● EXERCISE REQUIREMENTS
Set down all of the data exactly as it appears.

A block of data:

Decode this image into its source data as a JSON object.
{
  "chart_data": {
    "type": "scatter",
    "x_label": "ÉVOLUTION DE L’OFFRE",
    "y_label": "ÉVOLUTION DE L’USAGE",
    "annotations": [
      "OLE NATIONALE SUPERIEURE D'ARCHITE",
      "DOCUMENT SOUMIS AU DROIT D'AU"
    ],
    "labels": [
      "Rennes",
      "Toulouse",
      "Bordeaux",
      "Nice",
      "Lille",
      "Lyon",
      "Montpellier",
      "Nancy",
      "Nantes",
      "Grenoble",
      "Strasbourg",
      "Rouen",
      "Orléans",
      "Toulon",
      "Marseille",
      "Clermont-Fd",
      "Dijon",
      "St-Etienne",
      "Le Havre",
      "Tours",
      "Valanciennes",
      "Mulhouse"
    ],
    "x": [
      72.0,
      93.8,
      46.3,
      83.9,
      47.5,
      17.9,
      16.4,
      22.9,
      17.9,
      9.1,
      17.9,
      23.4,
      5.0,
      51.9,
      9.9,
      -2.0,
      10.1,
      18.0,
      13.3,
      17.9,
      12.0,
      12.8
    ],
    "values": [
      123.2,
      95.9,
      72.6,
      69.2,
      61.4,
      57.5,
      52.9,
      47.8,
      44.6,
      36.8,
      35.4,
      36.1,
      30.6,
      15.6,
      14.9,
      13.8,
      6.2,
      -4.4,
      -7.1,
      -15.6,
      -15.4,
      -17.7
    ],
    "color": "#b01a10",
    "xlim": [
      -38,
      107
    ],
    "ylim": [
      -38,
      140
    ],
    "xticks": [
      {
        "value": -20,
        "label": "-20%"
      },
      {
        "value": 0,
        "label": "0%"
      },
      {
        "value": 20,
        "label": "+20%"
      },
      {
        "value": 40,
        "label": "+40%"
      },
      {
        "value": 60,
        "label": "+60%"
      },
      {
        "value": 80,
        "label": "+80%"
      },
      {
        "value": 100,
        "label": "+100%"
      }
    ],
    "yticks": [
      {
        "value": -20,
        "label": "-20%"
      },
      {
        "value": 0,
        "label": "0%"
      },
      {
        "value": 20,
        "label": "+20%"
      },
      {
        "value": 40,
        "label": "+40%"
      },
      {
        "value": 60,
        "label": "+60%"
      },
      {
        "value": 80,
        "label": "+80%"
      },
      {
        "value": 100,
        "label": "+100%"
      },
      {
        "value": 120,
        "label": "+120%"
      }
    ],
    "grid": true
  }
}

● EXERCISE RESPONSE
Decode this image into its source data as a JSON object.
{
  "chart_data": {
    "type": "scatter",
    "x_label": "ÉVOLUTION DE L’OFFRE",
    "y_label": "ÉVOLUTION DE L’USAGE",
    "annotations": [
      "OLE NATIONALE SUPERIEURE D'ARCHITE",
      "DOCUMENT SOUMIS AU DROIT D'AU"
    ],
    "labels": [
      "Rennes",
      "Toulouse",
      "Bordeaux",
      "Nice",
      "Lille",
      "Lyon",
      "Montpellier",
      "Nancy",
      "Nantes",
      "Grenoble",
      "Strasbourg",
      "Rouen",
      "Orléans",
      "Toulon",
      "Marseille",
      "Clermont-Fd",
      "Dijon",
      "St-Etienne",
      "Le Havre",
      "Tours",
      "Valanciennes",
      "Mulhouse"
    ],
    "x": [
      72.0,
      93.8,
      46.3,
      83.9,
      47.5,
      17.9,
      16.4,
      22.9,
      17.9,
      9.1,
      17.9,
      23.4,
      5.0,
      51.9,
      9.9,
      -2.0,
      10.1,
      18.0,
      13.3,
      17.9,
      12.0,
      12.8
    ],
    "values": [
      123.2,
      95.9,
      72.6,
      69.2,
      61.4,
      57.5,
      52.9,
      47.8,
      44.6,
      36.8,
      35.4,
      36.1,
      30.6,
      15.6,
      14.9,
      13.8,
      6.2,
      -4.4,
      -7.1,
      -15.6,
      -15.4,
      -17.7
    ],
    "color": "#b01a10",
    "xlim": [
      -38,
      107
    ],
    "ylim": [
      -38,
      140
    ],
    "xticks": [
      {
        "value": -20,
        "label": "-20%"
      },
      {
        "value": 0,
        "label": "0%"
      },
      {
        "value": 20,
        "label": "+20%"
      },
      {
        "value": 40,
        "label": "+40%"
      },
      {
        "value": 60,
        "label": "+60%"
      },
      {
        "value": 80,
        "label": "+80%"
      },
      {
        "value": 100,
        "label": "+100%"
      }
    ],
    "yticks": [
      {
        "value": -20,
        "label": "-20%"
      },
      {
        "value": 0,
        "label": "0%"
      },
      {
        "value": 20,
        "label": "+20%"
      },
      {
        "value": 40,
        "label": "+40%"
      },
      {
        "value": 60,
        "label": "+60%"
      },
      {
        "value": 80,
        "label": "+80%"
      },
      {
        "value": 100,
        "label": "+100%"
      },
      {
        "value": 120,
        "label": "+120%"
      }
    ],
    "grid": true
  }
}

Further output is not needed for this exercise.